● Information shown:
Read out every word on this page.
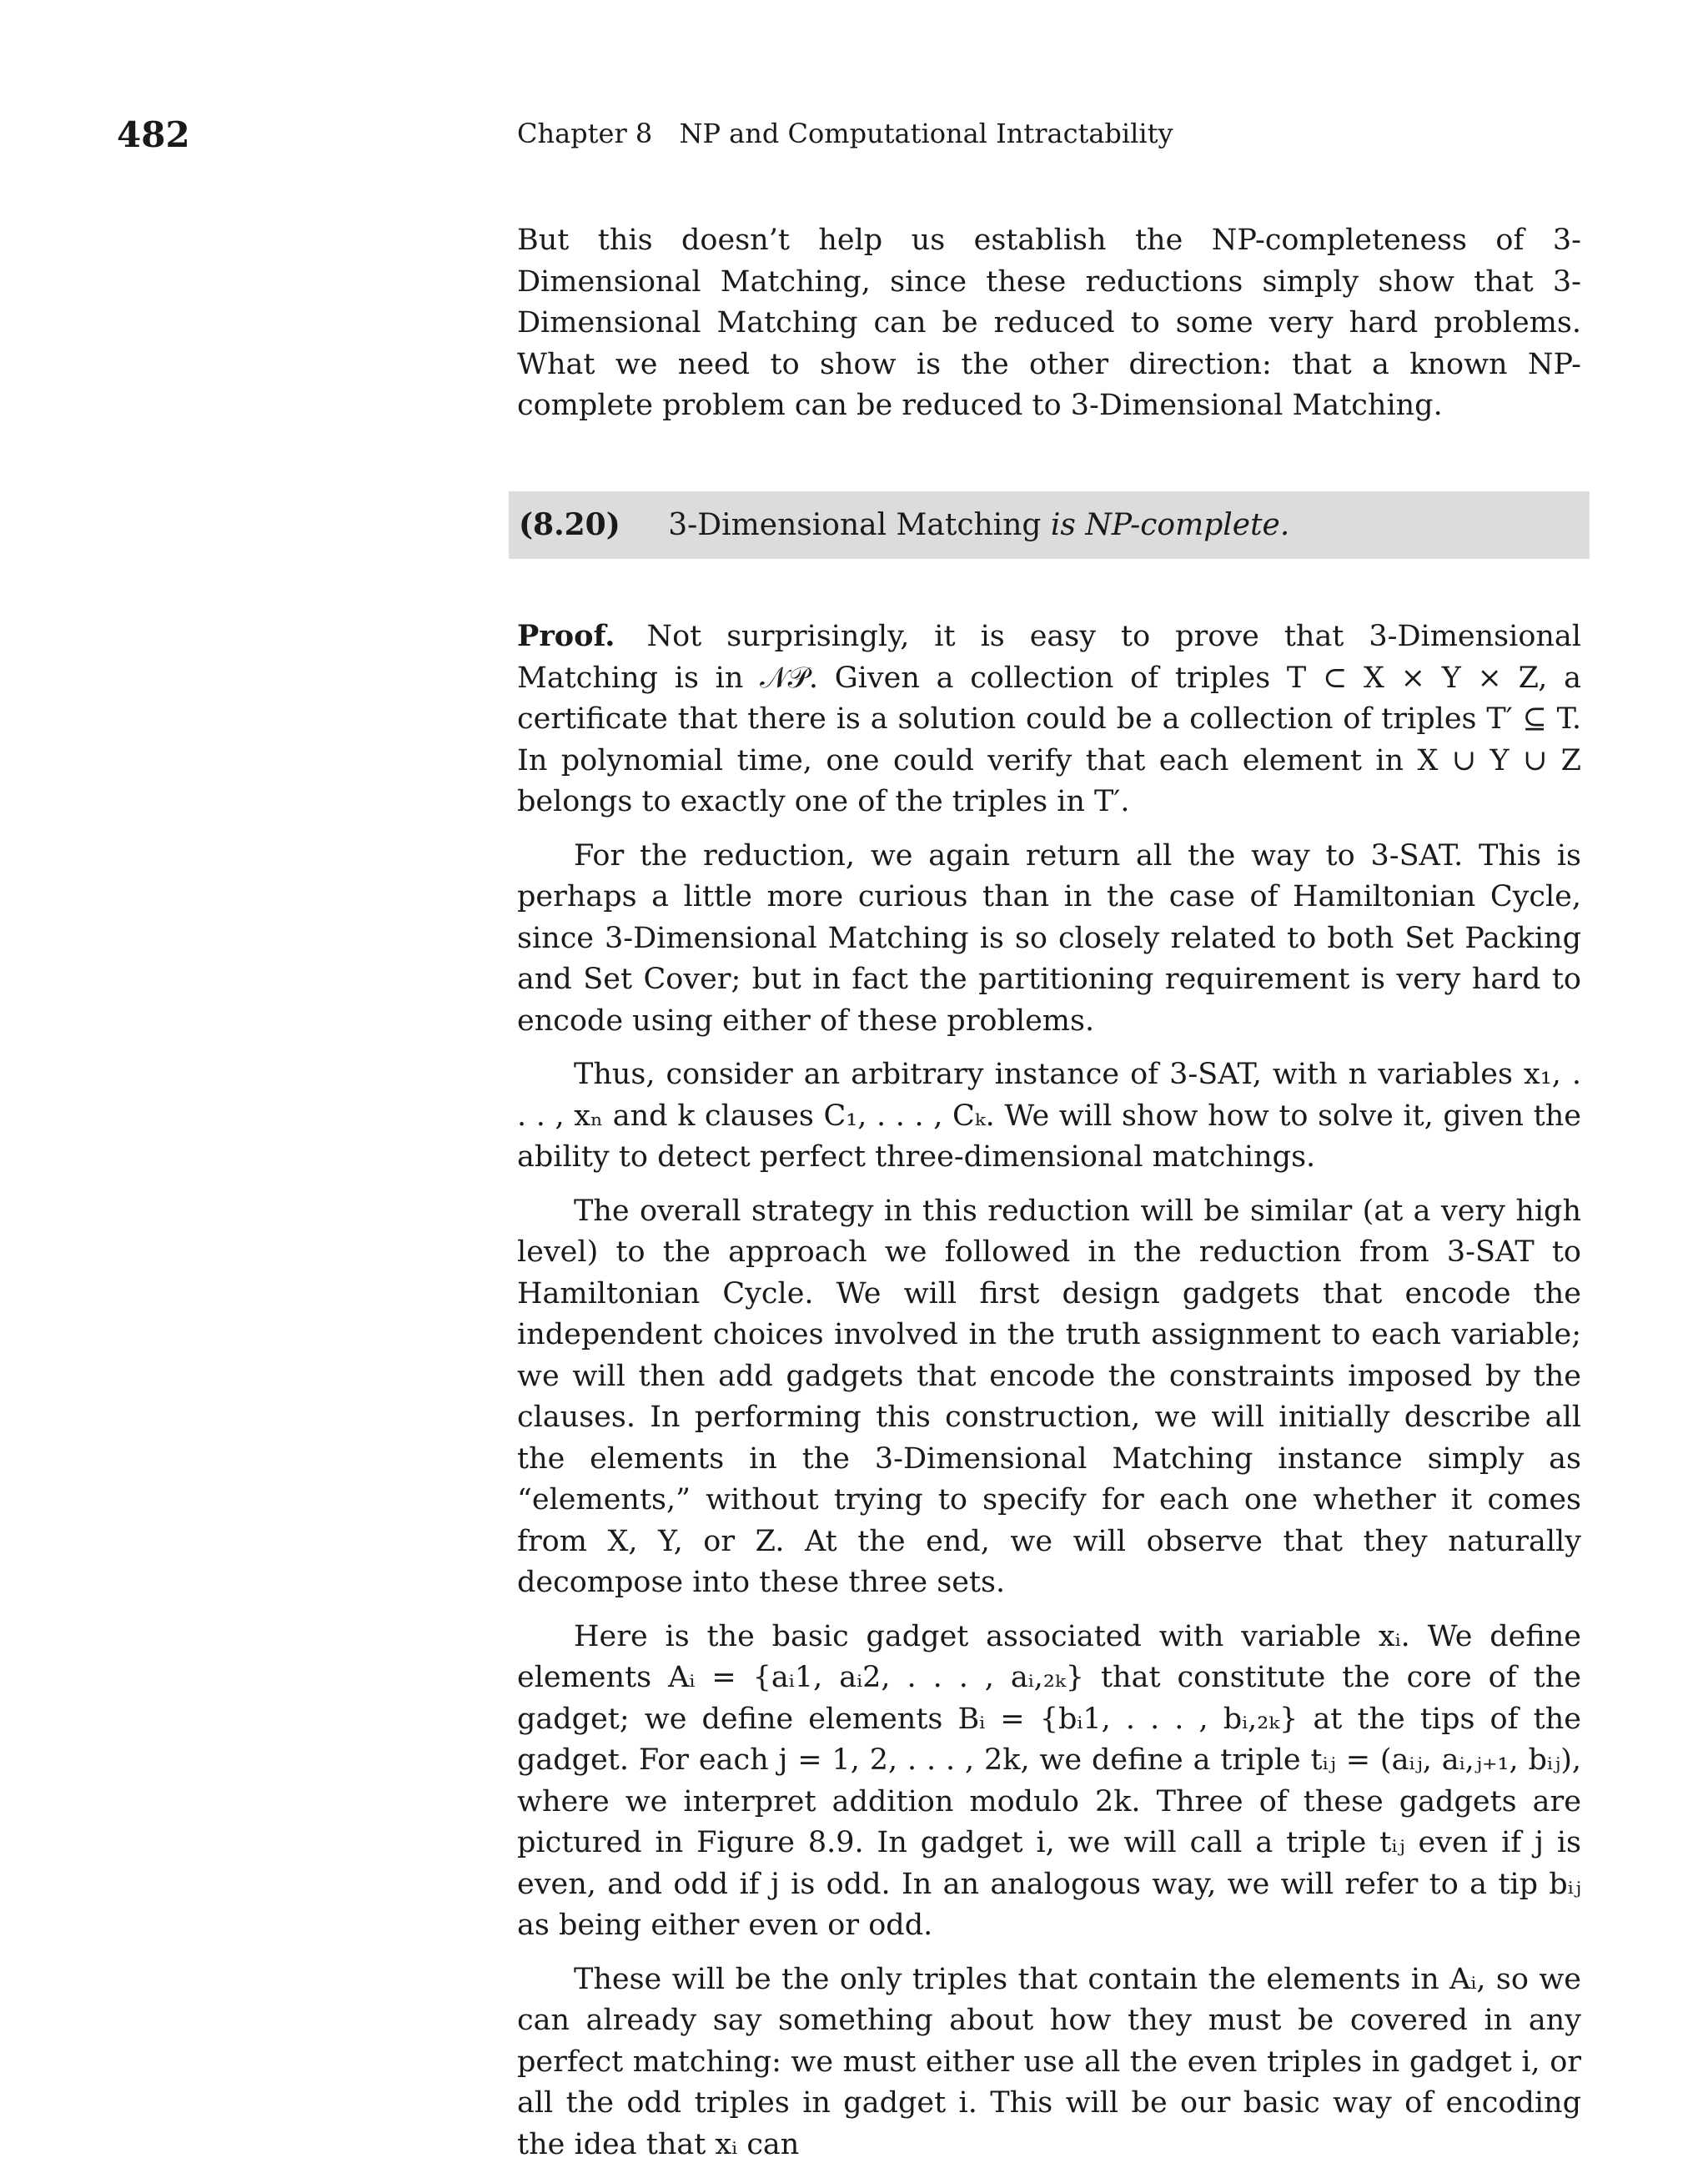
482	Chapter 8 NP and Computational Intractability

But this doesn’t help us establish the NP-completeness of 3-Dimensional Matching, since these reductions simply show that 3-Dimensional Matching can be reduced to some very hard problems. What we need to show is the other direction: that a known NP-complete problem can be reduced to 3-Dimensional Matching.

(8.20) 3-Dimensional Matching is NP-complete.

Proof. Not surprisingly, it is easy to prove that 3-Dimensional Matching is in 𝒩𝒫. Given a collection of triples T ⊂ X × Y × Z, a certificate that there is a solution could be a collection of triples T′ ⊆ T. In polynomial time, one could verify that each element in X ∪ Y ∪ Z belongs to exactly one of the triples in T′.

For the reduction, we again return all the way to 3-SAT. This is perhaps a little more curious than in the case of Hamiltonian Cycle, since 3-Dimensional Matching is so closely related to both Set Packing and Set Cover; but in fact the partitioning requirement is very hard to encode using either of these problems.

Thus, consider an arbitrary instance of 3-SAT, with n variables x₁, . . . , xₙ and k clauses C₁, . . . , Cₖ. We will show how to solve it, given the ability to detect perfect three-dimensional matchings.

The overall strategy in this reduction will be similar (at a very high level) to the approach we followed in the reduction from 3-SAT to Hamiltonian Cycle. We will first design gadgets that encode the independent choices involved in the truth assignment to each variable; we will then add gadgets that encode the constraints imposed by the clauses. In performing this construction, we will initially describe all the elements in the 3-Dimensional Matching instance simply as “elements,” without trying to specify for each one whether it comes from X, Y, or Z. At the end, we will observe that they naturally decompose into these three sets.

Here is the basic gadget associated with variable xᵢ. We define elements Aᵢ = {aᵢ1, aᵢ2, . . . , aᵢ,₂ₖ} that constitute the core of the gadget; we define elements Bᵢ = {bᵢ1, . . . , bᵢ,₂ₖ} at the tips of the gadget. For each j = 1, 2, . . . , 2k, we define a triple tᵢⱼ = (aᵢⱼ, aᵢ,ⱼ₊₁, bᵢⱼ), where we interpret addition modulo 2k. Three of these gadgets are pictured in Figure 8.9. In gadget i, we will call a triple tᵢⱼ even if j is even, and odd if j is odd. In an analogous way, we will refer to a tip bᵢⱼ as being either even or odd.

These will be the only triples that contain the elements in Aᵢ, so we can already say something about how they must be covered in any perfect matching: we must either use all the even triples in gadget i, or all the odd triples in gadget i. This will be our basic way of encoding the idea that xᵢ can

● Direction: Of all the lines in the entries, how many contain the word "simply"? Give only the number.

● Solved problem: 2